A minha tese é que o capitalismo se mantém exatamente por seduzir milhões a serem voluntariamente controlados por ele. Ou seja, uma servidão inteligente e civilizada, que dispensa os grilhões. O frisson atual pela Barbie usa a estratégia de questionar os valores da Barbie para, ao fim, valorizá-la, torná-la ainda mais rentável, vender ainda mais e, quiçá, até transformá-la em um ícone feminista. É possível até imaginar que a gente veja em um futuro próximo mais garotas ostentando camisetas da “Barbie Empoderada” do que usando as manjadas Madonna e Frida Kahlo.

E para quem acha que as mulheres sofrem porque estão sempre tentando se adaptar às exigências do patriarcado, pensem na pessoa que elogia Pablo Vittar e assiste o filme da Barbie só para não correr o risco de ser chamado de transfóbico e machista. É duro manter as aparências, viu gente?

....

**Descrição do exercício**
Transcreva, sem alterações, o trecho do texto sobre a Barbie que vai de “A minha tese” até “e Frida Kahlo.”, inclusive. Os registros são material à parte, sem relação com o texto sobre a Barbie.

....

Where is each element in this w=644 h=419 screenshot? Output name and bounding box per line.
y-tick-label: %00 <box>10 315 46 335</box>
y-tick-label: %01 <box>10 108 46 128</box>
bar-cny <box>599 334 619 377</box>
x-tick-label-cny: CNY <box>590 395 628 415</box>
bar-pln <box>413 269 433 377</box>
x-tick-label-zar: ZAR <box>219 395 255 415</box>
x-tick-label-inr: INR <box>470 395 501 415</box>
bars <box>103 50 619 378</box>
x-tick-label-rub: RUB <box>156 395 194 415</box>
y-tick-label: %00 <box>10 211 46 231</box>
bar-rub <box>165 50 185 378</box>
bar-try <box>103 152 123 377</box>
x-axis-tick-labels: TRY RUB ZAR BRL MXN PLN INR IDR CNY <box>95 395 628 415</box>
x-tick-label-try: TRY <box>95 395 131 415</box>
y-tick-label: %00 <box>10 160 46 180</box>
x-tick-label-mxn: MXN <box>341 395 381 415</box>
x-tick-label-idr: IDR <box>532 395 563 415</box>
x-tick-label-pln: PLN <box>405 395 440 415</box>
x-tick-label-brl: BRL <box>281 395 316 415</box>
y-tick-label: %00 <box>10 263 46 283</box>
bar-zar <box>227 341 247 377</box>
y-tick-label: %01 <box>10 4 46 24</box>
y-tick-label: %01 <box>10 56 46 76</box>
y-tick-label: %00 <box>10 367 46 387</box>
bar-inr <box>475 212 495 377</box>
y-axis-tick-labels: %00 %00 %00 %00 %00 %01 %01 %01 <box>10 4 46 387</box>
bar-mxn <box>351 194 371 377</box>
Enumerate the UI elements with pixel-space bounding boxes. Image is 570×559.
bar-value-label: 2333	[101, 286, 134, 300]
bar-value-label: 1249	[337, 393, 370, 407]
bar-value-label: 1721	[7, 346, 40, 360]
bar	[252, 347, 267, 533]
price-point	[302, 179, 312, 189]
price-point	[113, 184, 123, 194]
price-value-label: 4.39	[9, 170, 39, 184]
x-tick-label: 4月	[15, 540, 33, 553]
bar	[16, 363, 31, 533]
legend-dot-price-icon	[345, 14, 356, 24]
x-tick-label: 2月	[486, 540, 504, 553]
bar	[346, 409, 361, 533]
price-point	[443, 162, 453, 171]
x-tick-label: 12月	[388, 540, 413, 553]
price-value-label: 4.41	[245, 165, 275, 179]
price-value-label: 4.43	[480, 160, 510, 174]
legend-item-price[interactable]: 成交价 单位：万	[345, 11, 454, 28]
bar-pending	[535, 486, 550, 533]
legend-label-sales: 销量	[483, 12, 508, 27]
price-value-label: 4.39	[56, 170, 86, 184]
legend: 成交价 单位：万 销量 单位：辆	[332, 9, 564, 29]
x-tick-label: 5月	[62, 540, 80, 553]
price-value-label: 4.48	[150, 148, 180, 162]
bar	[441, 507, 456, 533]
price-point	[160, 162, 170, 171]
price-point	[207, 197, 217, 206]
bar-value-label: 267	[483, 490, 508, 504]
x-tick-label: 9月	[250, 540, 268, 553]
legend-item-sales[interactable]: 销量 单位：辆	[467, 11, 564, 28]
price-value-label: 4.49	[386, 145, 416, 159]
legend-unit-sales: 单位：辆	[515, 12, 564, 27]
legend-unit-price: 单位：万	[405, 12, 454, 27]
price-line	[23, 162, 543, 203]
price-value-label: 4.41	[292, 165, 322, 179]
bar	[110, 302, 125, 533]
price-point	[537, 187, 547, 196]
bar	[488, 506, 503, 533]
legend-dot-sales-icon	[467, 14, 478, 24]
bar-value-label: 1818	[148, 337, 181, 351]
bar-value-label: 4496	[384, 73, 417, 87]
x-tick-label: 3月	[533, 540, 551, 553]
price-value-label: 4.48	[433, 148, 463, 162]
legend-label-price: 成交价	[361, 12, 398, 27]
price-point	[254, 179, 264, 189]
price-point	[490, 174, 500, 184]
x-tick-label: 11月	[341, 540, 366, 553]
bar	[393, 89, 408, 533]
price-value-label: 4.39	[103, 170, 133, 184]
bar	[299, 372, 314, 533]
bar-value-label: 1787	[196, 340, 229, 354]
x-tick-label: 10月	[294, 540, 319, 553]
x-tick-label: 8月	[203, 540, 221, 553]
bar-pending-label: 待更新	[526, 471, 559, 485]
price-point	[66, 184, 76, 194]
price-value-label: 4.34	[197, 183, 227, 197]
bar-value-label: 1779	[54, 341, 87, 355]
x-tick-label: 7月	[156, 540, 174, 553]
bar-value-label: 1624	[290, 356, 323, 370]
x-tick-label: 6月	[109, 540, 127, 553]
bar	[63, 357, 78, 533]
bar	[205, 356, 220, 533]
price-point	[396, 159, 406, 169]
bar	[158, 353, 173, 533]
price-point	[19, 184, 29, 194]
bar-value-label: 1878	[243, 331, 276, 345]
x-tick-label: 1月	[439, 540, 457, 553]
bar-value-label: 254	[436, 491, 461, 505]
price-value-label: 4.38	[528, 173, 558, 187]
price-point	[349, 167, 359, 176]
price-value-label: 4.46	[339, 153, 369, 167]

....

**Resposta do exercício**
A minha tese é que o capitalismo se mantém exatamente por seduzir milhões a serem voluntariamente controlados por ele. Ou seja, uma servidão inteligente e civilizada, que dispensa os grilhões. O frisson atual pela Barbie usa a estratégia de questionar os valores da Barbie para, ao fim, valorizá-la, torná-la ainda mais rentável, vender ainda mais e, quiçá, até transformá-la em um ícone feminista. É possível até imaginar que a gente veja em um futuro próximo mais garotas ostentando camisetas da “Barbie Empoderada” do que usando as manjadas Madonna e Frida Kahlo.